(A block of data)
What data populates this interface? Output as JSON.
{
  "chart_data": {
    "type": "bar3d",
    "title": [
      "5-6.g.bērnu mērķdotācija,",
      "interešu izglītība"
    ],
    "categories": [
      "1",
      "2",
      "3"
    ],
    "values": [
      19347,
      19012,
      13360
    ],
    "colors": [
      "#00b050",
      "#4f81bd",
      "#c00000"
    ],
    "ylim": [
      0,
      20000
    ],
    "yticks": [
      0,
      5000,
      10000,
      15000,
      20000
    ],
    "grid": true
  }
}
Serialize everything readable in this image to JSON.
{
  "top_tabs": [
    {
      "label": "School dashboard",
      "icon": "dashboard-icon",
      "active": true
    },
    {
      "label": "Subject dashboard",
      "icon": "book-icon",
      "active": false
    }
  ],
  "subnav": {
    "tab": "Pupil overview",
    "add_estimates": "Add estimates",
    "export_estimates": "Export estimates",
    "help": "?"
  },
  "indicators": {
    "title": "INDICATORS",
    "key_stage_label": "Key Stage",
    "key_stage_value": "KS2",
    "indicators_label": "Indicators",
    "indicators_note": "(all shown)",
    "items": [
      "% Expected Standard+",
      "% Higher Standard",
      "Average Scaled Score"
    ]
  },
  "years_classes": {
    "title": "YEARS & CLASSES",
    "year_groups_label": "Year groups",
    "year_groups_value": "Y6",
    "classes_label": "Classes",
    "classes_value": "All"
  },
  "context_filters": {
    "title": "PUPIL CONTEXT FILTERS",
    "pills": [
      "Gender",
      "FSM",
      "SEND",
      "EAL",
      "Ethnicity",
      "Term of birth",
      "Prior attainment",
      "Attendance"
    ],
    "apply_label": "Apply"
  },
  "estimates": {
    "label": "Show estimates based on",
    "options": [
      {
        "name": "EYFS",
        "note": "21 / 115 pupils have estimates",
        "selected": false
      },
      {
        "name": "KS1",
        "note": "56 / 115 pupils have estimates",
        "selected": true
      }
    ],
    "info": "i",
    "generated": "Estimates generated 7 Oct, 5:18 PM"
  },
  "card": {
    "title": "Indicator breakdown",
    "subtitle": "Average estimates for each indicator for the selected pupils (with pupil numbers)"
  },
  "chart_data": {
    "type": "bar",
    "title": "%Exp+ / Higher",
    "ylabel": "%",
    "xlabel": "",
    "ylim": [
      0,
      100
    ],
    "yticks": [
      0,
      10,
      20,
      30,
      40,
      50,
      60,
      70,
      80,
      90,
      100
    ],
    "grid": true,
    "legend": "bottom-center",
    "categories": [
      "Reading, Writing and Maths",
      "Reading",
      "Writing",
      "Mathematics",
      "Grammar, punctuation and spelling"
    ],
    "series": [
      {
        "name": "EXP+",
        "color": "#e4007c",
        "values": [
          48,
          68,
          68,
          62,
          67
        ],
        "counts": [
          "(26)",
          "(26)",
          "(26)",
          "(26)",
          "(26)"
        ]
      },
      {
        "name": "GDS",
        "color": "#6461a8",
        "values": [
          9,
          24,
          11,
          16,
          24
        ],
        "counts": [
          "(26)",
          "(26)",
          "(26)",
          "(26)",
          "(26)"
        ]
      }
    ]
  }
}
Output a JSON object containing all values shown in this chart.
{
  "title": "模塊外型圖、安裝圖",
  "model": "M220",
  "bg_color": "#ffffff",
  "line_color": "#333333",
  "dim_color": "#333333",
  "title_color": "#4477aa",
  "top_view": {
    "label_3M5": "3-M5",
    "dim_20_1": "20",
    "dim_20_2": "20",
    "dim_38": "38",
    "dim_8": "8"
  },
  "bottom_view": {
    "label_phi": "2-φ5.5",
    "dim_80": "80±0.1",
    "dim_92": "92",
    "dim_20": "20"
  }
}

— GIVEN TASK —
Quote, without alteration, the final stretch of the entries: the line with "Output a JSON" onward to the last line.

— COMPLETED EXERCISE —
Output a JSON object containing all values shown in this chart.
{
  "title": "模塊外型圖、安裝圖",
  "model": "M220",
  "bg_color": "#ffffff",
  "line_color": "#333333",
  "dim_color": "#333333",
  "title_color": "#4477aa",
  "top_view": {
    "label_3M5": "3-M5",
    "dim_20_1": "20",
    "dim_20_2": "20",
    "dim_38": "38",
    "dim_8": "8"
  },
  "bottom_view": {
    "label_phi": "2-φ5.5",
    "dim_80": "80±0.1",
    "dim_92": "92",
    "dim_20": "20"
  }
}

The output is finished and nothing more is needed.